# start of Record set
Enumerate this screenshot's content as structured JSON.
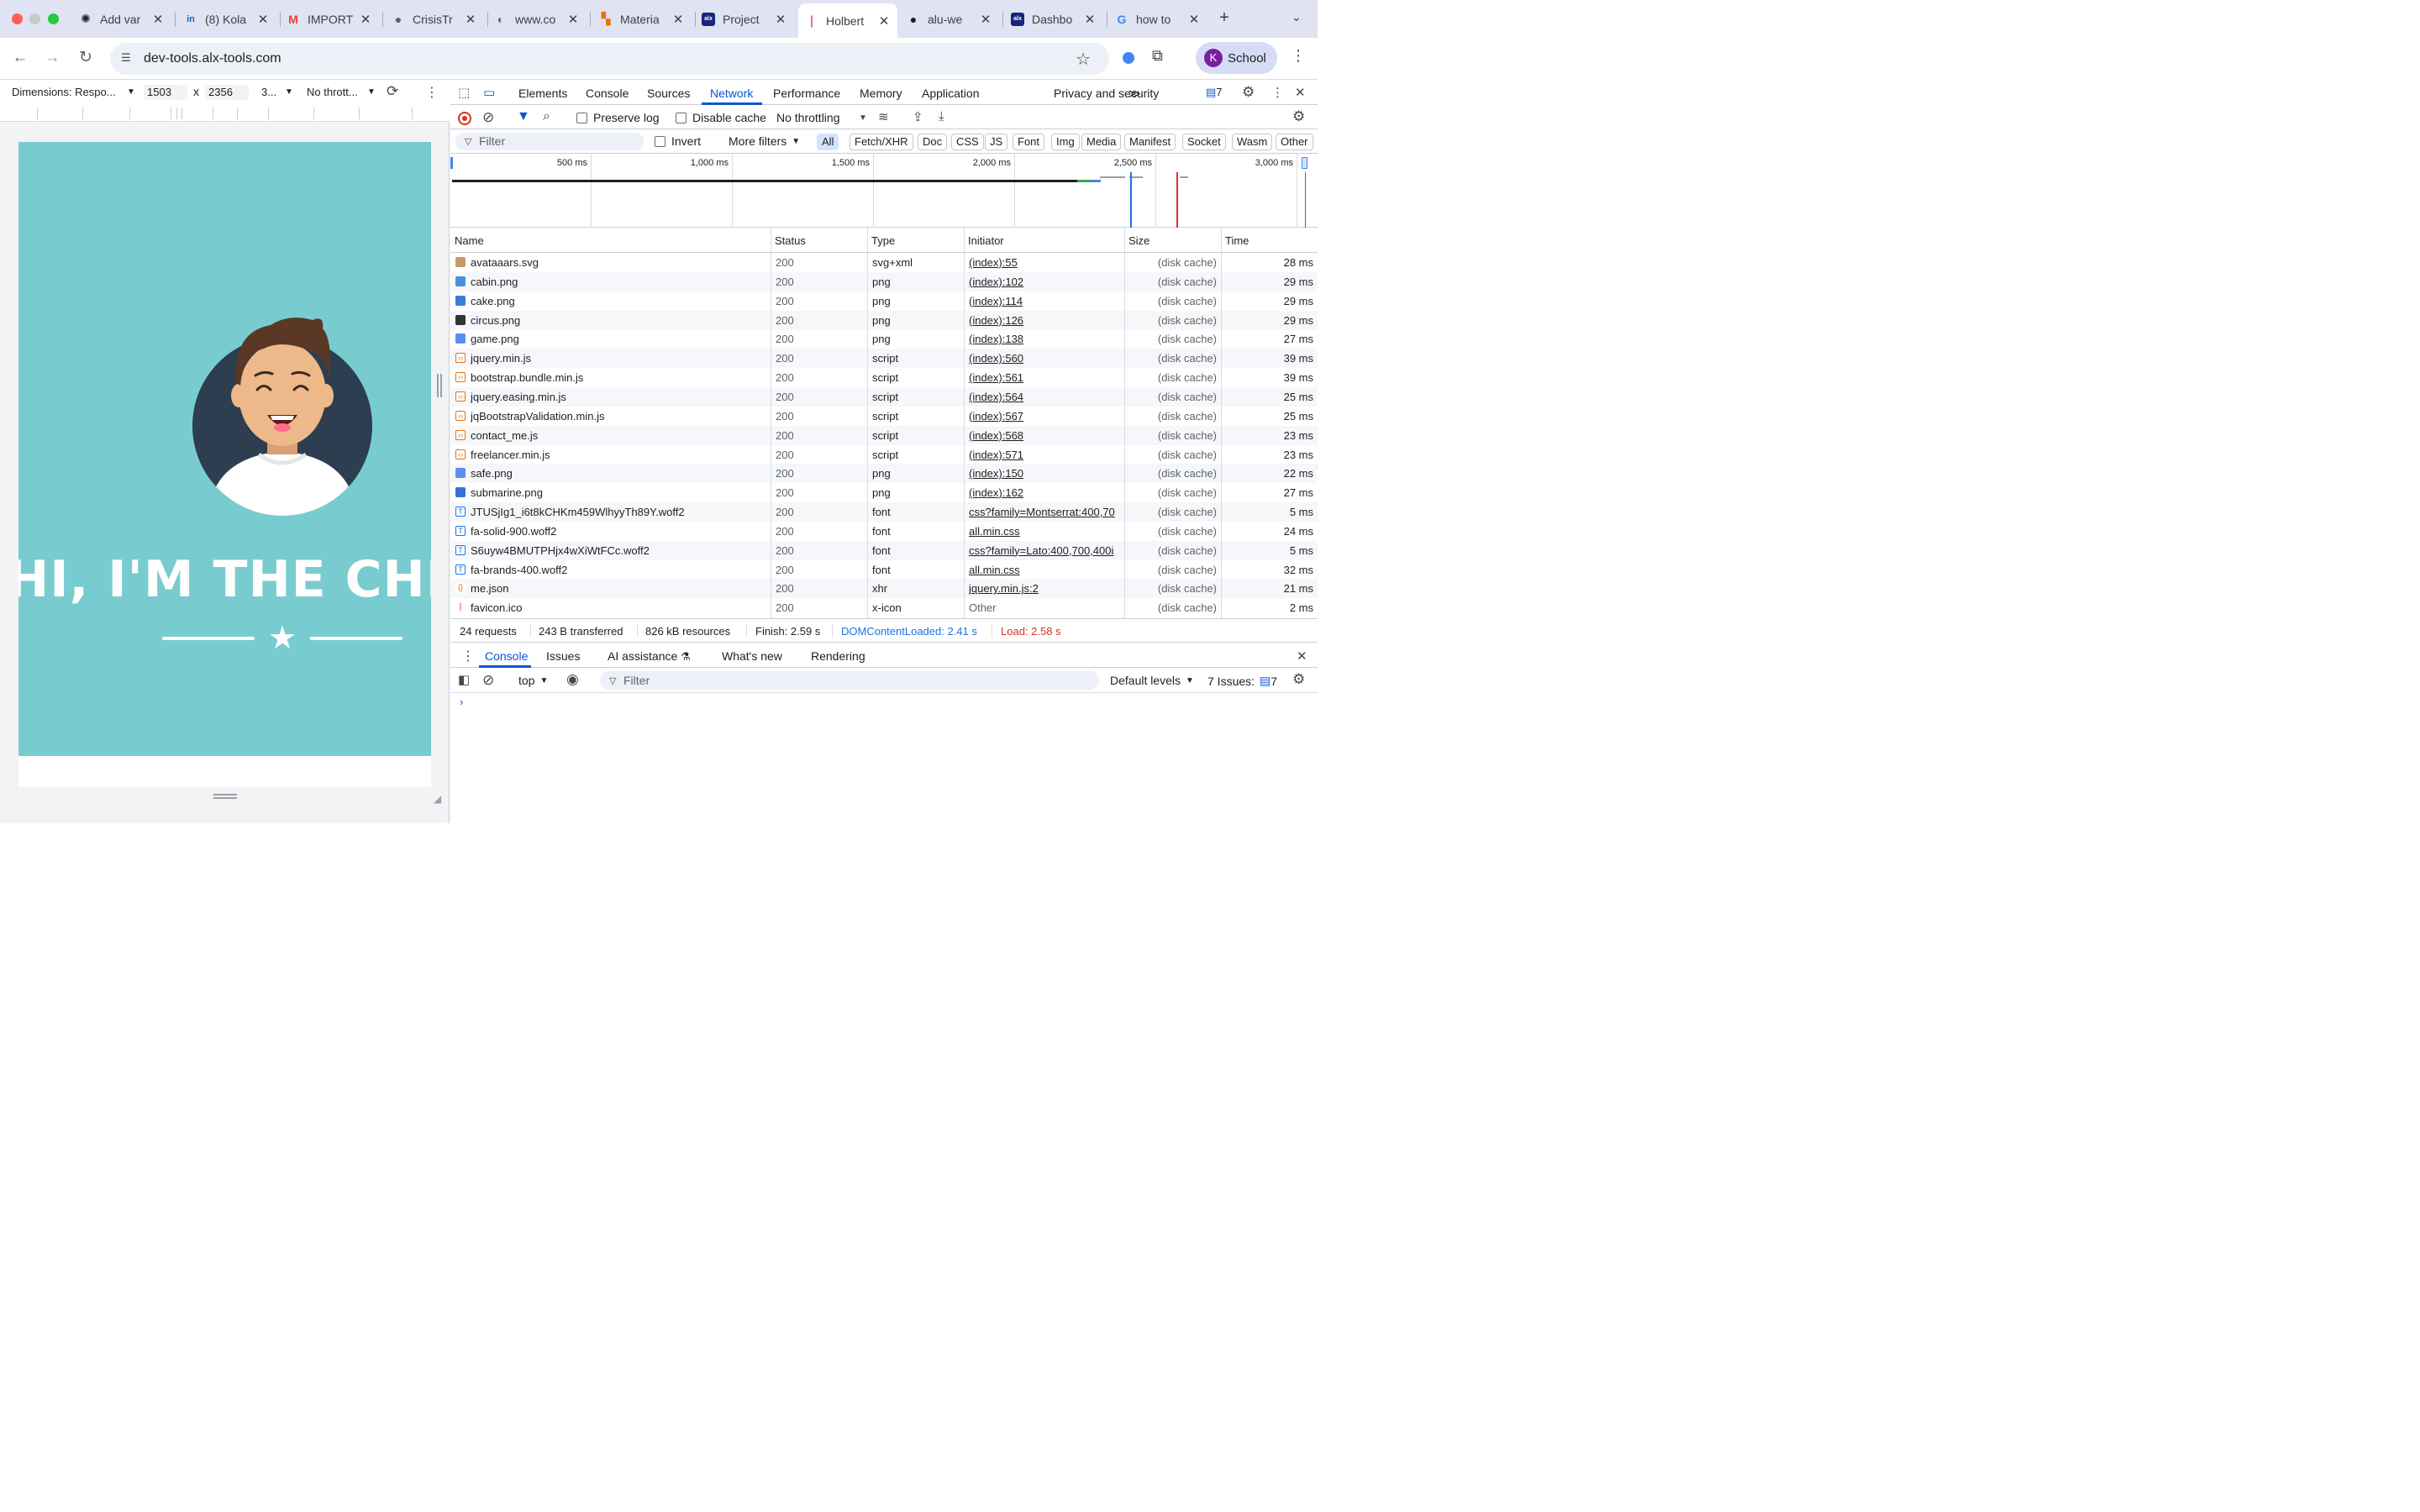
{
  "tabs": [
    {
      "title": "Add var",
      "icon": "chatgpt-icon",
      "color": "#1f1f1f",
      "glyph": "✺"
    },
    {
      "title": "(8) Kola",
      "icon": "linkedin-icon",
      "color": "#0a66c2",
      "glyph": "in"
    },
    {
      "title": "IMPORT",
      "icon": "gmail-icon",
      "color": "#ea4335",
      "glyph": "M"
    },
    {
      "title": "CrisisTr",
      "icon": "globe-icon",
      "color": "#5f6368",
      "glyph": "●"
    },
    {
      "title": "www.co",
      "icon": "generic-g-icon",
      "color": "#5f6368",
      "glyph": "◐"
    },
    {
      "title": "Materia",
      "icon": "material-icon",
      "color": "#e8710a",
      "glyph": "▚"
    },
    {
      "title": "Project",
      "icon": "alx-icon",
      "color": "#1a237e",
      "glyph": "alx"
    },
    {
      "title": "Holbert",
      "icon": "holberton-icon",
      "color": "#e0003c",
      "glyph": "❘"
    },
    {
      "title": "alu-we",
      "icon": "github-icon",
      "color": "#1f1f1f",
      "glyph": "●"
    },
    {
      "title": "Dashbo",
      "icon": "alx-icon",
      "color": "#1a237e",
      "glyph": "alx"
    },
    {
      "title": "how to",
      "icon": "google-icon",
      "color": "#4285f4",
      "glyph": "G"
    }
  ],
  "url": "dev-tools.alx-tools.com",
  "profile": {
    "initial": "K",
    "name": "School"
  },
  "device_bar": {
    "dimensions": "Dimensions: Respo...",
    "width": "1503",
    "times": "x",
    "height": "2356",
    "zoom": "3...",
    "throttle": "No thrott..."
  },
  "page": {
    "hero_title": "HI, I'M THE CHECKER",
    "star": "★"
  },
  "devtools": {
    "panels": [
      "Elements",
      "Console",
      "Sources",
      "Network",
      "Performance",
      "Memory",
      "Application",
      "Privacy and security"
    ],
    "active_panel": "Network",
    "more": "≫",
    "issues_count": "7",
    "network_toolbar": {
      "preserve_log": "Preserve log",
      "disable_cache": "Disable cache",
      "throttling": "No throttling"
    },
    "filter": {
      "placeholder": "Filter",
      "invert": "Invert",
      "more_filters": "More filters",
      "types": [
        "All",
        "Fetch/XHR",
        "Doc",
        "CSS",
        "JS",
        "Font",
        "Img",
        "Media",
        "Manifest",
        "Socket",
        "Wasm",
        "Other"
      ],
      "active_type": "All"
    },
    "overview_ticks": [
      "500 ms",
      "1,000 ms",
      "1,500 ms",
      "2,000 ms",
      "2,500 ms",
      "3,000 ms"
    ],
    "columns": [
      "Name",
      "Status",
      "Type",
      "Initiator",
      "Size",
      "Time"
    ],
    "requests": [
      {
        "name": "avataaars.svg",
        "status": "200",
        "type": "svg+xml",
        "initiator": "(index):55",
        "size": "(disk cache)",
        "time": "28 ms",
        "kind": "img"
      },
      {
        "name": "cabin.png",
        "status": "200",
        "type": "png",
        "initiator": "(index):102",
        "size": "(disk cache)",
        "time": "29 ms",
        "kind": "img"
      },
      {
        "name": "cake.png",
        "status": "200",
        "type": "png",
        "initiator": "(index):114",
        "size": "(disk cache)",
        "time": "29 ms",
        "kind": "img"
      },
      {
        "name": "circus.png",
        "status": "200",
        "type": "png",
        "initiator": "(index):126",
        "size": "(disk cache)",
        "time": "29 ms",
        "kind": "img"
      },
      {
        "name": "game.png",
        "status": "200",
        "type": "png",
        "initiator": "(index):138",
        "size": "(disk cache)",
        "time": "27 ms",
        "kind": "img"
      },
      {
        "name": "jquery.min.js",
        "status": "200",
        "type": "script",
        "initiator": "(index):560",
        "size": "(disk cache)",
        "time": "39 ms",
        "kind": "script"
      },
      {
        "name": "bootstrap.bundle.min.js",
        "status": "200",
        "type": "script",
        "initiator": "(index):561",
        "size": "(disk cache)",
        "time": "39 ms",
        "kind": "script"
      },
      {
        "name": "jquery.easing.min.js",
        "status": "200",
        "type": "script",
        "initiator": "(index):564",
        "size": "(disk cache)",
        "time": "25 ms",
        "kind": "script"
      },
      {
        "name": "jqBootstrapValidation.min.js",
        "status": "200",
        "type": "script",
        "initiator": "(index):567",
        "size": "(disk cache)",
        "time": "25 ms",
        "kind": "script"
      },
      {
        "name": "contact_me.js",
        "status": "200",
        "type": "script",
        "initiator": "(index):568",
        "size": "(disk cache)",
        "time": "23 ms",
        "kind": "script"
      },
      {
        "name": "freelancer.min.js",
        "status": "200",
        "type": "script",
        "initiator": "(index):571",
        "size": "(disk cache)",
        "time": "23 ms",
        "kind": "script"
      },
      {
        "name": "safe.png",
        "status": "200",
        "type": "png",
        "initiator": "(index):150",
        "size": "(disk cache)",
        "time": "22 ms",
        "kind": "img"
      },
      {
        "name": "submarine.png",
        "status": "200",
        "type": "png",
        "initiator": "(index):162",
        "size": "(disk cache)",
        "time": "27 ms",
        "kind": "img"
      },
      {
        "name": "JTUSjIg1_i6t8kCHKm459WlhyyTh89Y.woff2",
        "status": "200",
        "type": "font",
        "initiator": "css?family=Montserrat:400,70",
        "size": "(disk cache)",
        "time": "5 ms",
        "kind": "font"
      },
      {
        "name": "fa-solid-900.woff2",
        "status": "200",
        "type": "font",
        "initiator": "all.min.css",
        "size": "(disk cache)",
        "time": "24 ms",
        "kind": "font"
      },
      {
        "name": "S6uyw4BMUTPHjx4wXiWtFCc.woff2",
        "status": "200",
        "type": "font",
        "initiator": "css?family=Lato:400,700,400i",
        "size": "(disk cache)",
        "time": "5 ms",
        "kind": "font"
      },
      {
        "name": "fa-brands-400.woff2",
        "status": "200",
        "type": "font",
        "initiator": "all.min.css",
        "size": "(disk cache)",
        "time": "32 ms",
        "kind": "font"
      },
      {
        "name": "me.json",
        "status": "200",
        "type": "xhr",
        "initiator": "jquery.min.js:2",
        "size": "(disk cache)",
        "time": "21 ms",
        "kind": "xhr"
      },
      {
        "name": "favicon.ico",
        "status": "200",
        "type": "x-icon",
        "initiator": "Other",
        "size": "(disk cache)",
        "time": "2 ms",
        "kind": "favicon"
      }
    ],
    "summary": {
      "requests": "24 requests",
      "transferred": "243 B transferred",
      "resources": "826 kB resources",
      "finish": "Finish: 2.59 s",
      "dcl": "DOMContentLoaded: 2.41 s",
      "load": "Load: 2.58 s"
    },
    "drawer_tabs": [
      "Console",
      "Issues",
      "AI assistance",
      "What's new",
      "Rendering"
    ],
    "console": {
      "context": "top",
      "filter_placeholder": "Filter",
      "levels": "Default levels",
      "issues_label": "7 Issues:",
      "issues_count": "7",
      "prompt": "›"
    }
  },
  "colors": {
    "accent": "#0b57d0",
    "dcl": "#1a73e8",
    "load": "#d93025",
    "hero_bg": "#78cccf",
    "avatar_circle": "#2c3e50"
  }
}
# end of Record set
◆ **Task details**: Your task is to repeat the material above exactly, without its pictures.

◆ **Output below**:
Enumerate this screenshot's content as structured JSON.
{
  "tabs": [
    {
      "title": "Add var",
      "icon": "chatgpt-icon",
      "color": "#1f1f1f",
      "glyph": "✺"
    },
    {
      "title": "(8) Kola",
      "icon": "linkedin-icon",
      "color": "#0a66c2",
      "glyph": "in"
    },
    {
      "title": "IMPORT",
      "icon": "gmail-icon",
      "color": "#ea4335",
      "glyph": "M"
    },
    {
      "title": "CrisisTr",
      "icon": "globe-icon",
      "color": "#5f6368",
      "glyph": "●"
    },
    {
      "title": "www.co",
      "icon": "generic-g-icon",
      "color": "#5f6368",
      "glyph": "◐"
    },
    {
      "title": "Materia",
      "icon": "material-icon",
      "color": "#e8710a",
      "glyph": "▚"
    },
    {
      "title": "Project",
      "icon": "alx-icon",
      "color": "#1a237e",
      "glyph": "alx"
    },
    {
      "title": "Holbert",
      "icon": "holberton-icon",
      "color": "#e0003c",
      "glyph": "❘"
    },
    {
      "title": "alu-we",
      "icon": "github-icon",
      "color": "#1f1f1f",
      "glyph": "●"
    },
    {
      "title": "Dashbo",
      "icon": "alx-icon",
      "color": "#1a237e",
      "glyph": "alx"
    },
    {
      "title": "how to",
      "icon": "google-icon",
      "color": "#4285f4",
      "glyph": "G"
    }
  ],
  "url": "dev-tools.alx-tools.com",
  "profile": {
    "initial": "K",
    "name": "School"
  },
  "device_bar": {
    "dimensions": "Dimensions: Respo...",
    "width": "1503",
    "times": "x",
    "height": "2356",
    "zoom": "3...",
    "throttle": "No thrott..."
  },
  "page": {
    "hero_title": "HI, I'M THE CHECKER",
    "star": "★"
  },
  "devtools": {
    "panels": [
      "Elements",
      "Console",
      "Sources",
      "Network",
      "Performance",
      "Memory",
      "Application",
      "Privacy and security"
    ],
    "active_panel": "Network",
    "more": "≫",
    "issues_count": "7",
    "network_toolbar": {
      "preserve_log": "Preserve log",
      "disable_cache": "Disable cache",
      "throttling": "No throttling"
    },
    "filter": {
      "placeholder": "Filter",
      "invert": "Invert",
      "more_filters": "More filters",
      "types": [
        "All",
        "Fetch/XHR",
        "Doc",
        "CSS",
        "JS",
        "Font",
        "Img",
        "Media",
        "Manifest",
        "Socket",
        "Wasm",
        "Other"
      ],
      "active_type": "All"
    },
    "overview_ticks": [
      "500 ms",
      "1,000 ms",
      "1,500 ms",
      "2,000 ms",
      "2,500 ms",
      "3,000 ms"
    ],
    "columns": [
      "Name",
      "Status",
      "Type",
      "Initiator",
      "Size",
      "Time"
    ],
    "requests": [
      {
        "name": "avataaars.svg",
        "status": "200",
        "type": "svg+xml",
        "initiator": "(index):55",
        "size": "(disk cache)",
        "time": "28 ms",
        "kind": "img"
      },
      {
        "name": "cabin.png",
        "status": "200",
        "type": "png",
        "initiator": "(index):102",
        "size": "(disk cache)",
        "time": "29 ms",
        "kind": "img"
      },
      {
        "name": "cake.png",
        "status": "200",
        "type": "png",
        "initiator": "(index):114",
        "size": "(disk cache)",
        "time": "29 ms",
        "kind": "img"
      },
      {
        "name": "circus.png",
        "status": "200",
        "type": "png",
        "initiator": "(index):126",
        "size": "(disk cache)",
        "time": "29 ms",
        "kind": "img"
      },
      {
        "name": "game.png",
        "status": "200",
        "type": "png",
        "initiator": "(index):138",
        "size": "(disk cache)",
        "time": "27 ms",
        "kind": "img"
      },
      {
        "name": "jquery.min.js",
        "status": "200",
        "type": "script",
        "initiator": "(index):560",
        "size": "(disk cache)",
        "time": "39 ms",
        "kind": "script"
      },
      {
        "name": "bootstrap.bundle.min.js",
        "status": "200",
        "type": "script",
        "initiator": "(index):561",
        "size": "(disk cache)",
        "time": "39 ms",
        "kind": "script"
      },
      {
        "name": "jquery.easing.min.js",
        "status": "200",
        "type": "script",
        "initiator": "(index):564",
        "size": "(disk cache)",
        "time": "25 ms",
        "kind": "script"
      },
      {
        "name": "jqBootstrapValidation.min.js",
        "status": "200",
        "type": "script",
        "initiator": "(index):567",
        "size": "(disk cache)",
        "time": "25 ms",
        "kind": "script"
      },
      {
        "name": "contact_me.js",
        "status": "200",
        "type": "script",
        "initiator": "(index):568",
        "size": "(disk cache)",
        "time": "23 ms",
        "kind": "script"
      },
      {
        "name": "freelancer.min.js",
        "status": "200",
        "type": "script",
        "initiator": "(index):571",
        "size": "(disk cache)",
        "time": "23 ms",
        "kind": "script"
      },
      {
        "name": "safe.png",
        "status": "200",
        "type": "png",
        "initiator": "(index):150",
        "size": "(disk cache)",
        "time": "22 ms",
        "kind": "img"
      },
      {
        "name": "submarine.png",
        "status": "200",
        "type": "png",
        "initiator": "(index):162",
        "size": "(disk cache)",
        "time": "27 ms",
        "kind": "img"
      },
      {
        "name": "JTUSjIg1_i6t8kCHKm459WlhyyTh89Y.woff2",
        "status": "200",
        "type": "font",
        "initiator": "css?family=Montserrat:400,70",
        "size": "(disk cache)",
        "time": "5 ms",
        "kind": "font"
      },
      {
        "name": "fa-solid-900.woff2",
        "status": "200",
        "type": "font",
        "initiator": "all.min.css",
        "size": "(disk cache)",
        "time": "24 ms",
        "kind": "font"
      },
      {
        "name": "S6uyw4BMUTPHjx4wXiWtFCc.woff2",
        "status": "200",
        "type": "font",
        "initiator": "css?family=Lato:400,700,400i",
        "size": "(disk cache)",
        "time": "5 ms",
        "kind": "font"
      },
      {
        "name": "fa-brands-400.woff2",
        "status": "200",
        "type": "font",
        "initiator": "all.min.css",
        "size": "(disk cache)",
        "time": "32 ms",
        "kind": "font"
      },
      {
        "name": "me.json",
        "status": "200",
        "type": "xhr",
        "initiator": "jquery.min.js:2",
        "size": "(disk cache)",
        "time": "21 ms",
        "kind": "xhr"
      },
      {
        "name": "favicon.ico",
        "status": "200",
        "type": "x-icon",
        "initiator": "Other",
        "size": "(disk cache)",
        "time": "2 ms",
        "kind": "favicon"
      }
    ],
    "summary": {
      "requests": "24 requests",
      "transferred": "243 B transferred",
      "resources": "826 kB resources",
      "finish": "Finish: 2.59 s",
      "dcl": "DOMContentLoaded: 2.41 s",
      "load": "Load: 2.58 s"
    },
    "drawer_tabs": [
      "Console",
      "Issues",
      "AI assistance",
      "What's new",
      "Rendering"
    ],
    "console": {
      "context": "top",
      "filter_placeholder": "Filter",
      "levels": "Default levels",
      "issues_label": "7 Issues:",
      "issues_count": "7",
      "prompt": "›"
    }
  },
  "colors": {
    "accent": "#0b57d0",
    "dcl": "#1a73e8",
    "load": "#d93025",
    "hero_bg": "#78cccf",
    "avatar_circle": "#2c3e50"
  }
}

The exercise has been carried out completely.